Data records:

########

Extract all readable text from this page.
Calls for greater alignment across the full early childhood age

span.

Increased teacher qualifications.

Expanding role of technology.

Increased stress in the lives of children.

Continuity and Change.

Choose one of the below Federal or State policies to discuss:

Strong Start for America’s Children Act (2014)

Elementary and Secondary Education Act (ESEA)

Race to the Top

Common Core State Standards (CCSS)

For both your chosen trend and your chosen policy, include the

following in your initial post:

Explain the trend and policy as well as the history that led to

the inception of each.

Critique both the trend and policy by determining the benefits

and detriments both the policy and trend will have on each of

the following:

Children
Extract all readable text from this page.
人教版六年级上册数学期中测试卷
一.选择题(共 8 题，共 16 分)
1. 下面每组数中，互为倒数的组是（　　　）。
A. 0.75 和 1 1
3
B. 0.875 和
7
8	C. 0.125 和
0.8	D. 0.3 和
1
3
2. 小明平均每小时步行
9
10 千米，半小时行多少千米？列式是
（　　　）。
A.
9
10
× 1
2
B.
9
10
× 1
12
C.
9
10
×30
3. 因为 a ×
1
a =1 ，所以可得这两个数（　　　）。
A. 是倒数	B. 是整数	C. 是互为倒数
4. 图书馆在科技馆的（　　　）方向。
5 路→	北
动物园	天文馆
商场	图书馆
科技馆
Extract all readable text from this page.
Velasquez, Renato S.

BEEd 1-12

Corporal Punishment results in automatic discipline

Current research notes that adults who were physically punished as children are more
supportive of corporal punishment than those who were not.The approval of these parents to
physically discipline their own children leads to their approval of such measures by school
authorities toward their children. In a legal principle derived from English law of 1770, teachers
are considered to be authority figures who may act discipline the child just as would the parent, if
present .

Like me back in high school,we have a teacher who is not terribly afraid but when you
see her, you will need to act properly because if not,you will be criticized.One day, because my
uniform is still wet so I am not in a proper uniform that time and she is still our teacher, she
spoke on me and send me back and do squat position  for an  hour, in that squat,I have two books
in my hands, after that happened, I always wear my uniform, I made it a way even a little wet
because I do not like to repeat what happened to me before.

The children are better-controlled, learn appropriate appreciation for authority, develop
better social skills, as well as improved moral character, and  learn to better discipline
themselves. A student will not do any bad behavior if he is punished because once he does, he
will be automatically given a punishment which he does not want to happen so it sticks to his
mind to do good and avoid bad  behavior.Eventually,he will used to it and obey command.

########

Extract all lines from the data in which "that" is found.

Explain the trend and policy as well as the history that led to
Current research notes that adults who were physically punished as children are more
uniform is still wet so I am not in a proper uniform that time and she is still our teacher, she
spoke on me and send me back and do squat position  for an  hour, in that squat,I have two books
in my hands, after that happened, I always wear my uniform, I made it a way even a little wet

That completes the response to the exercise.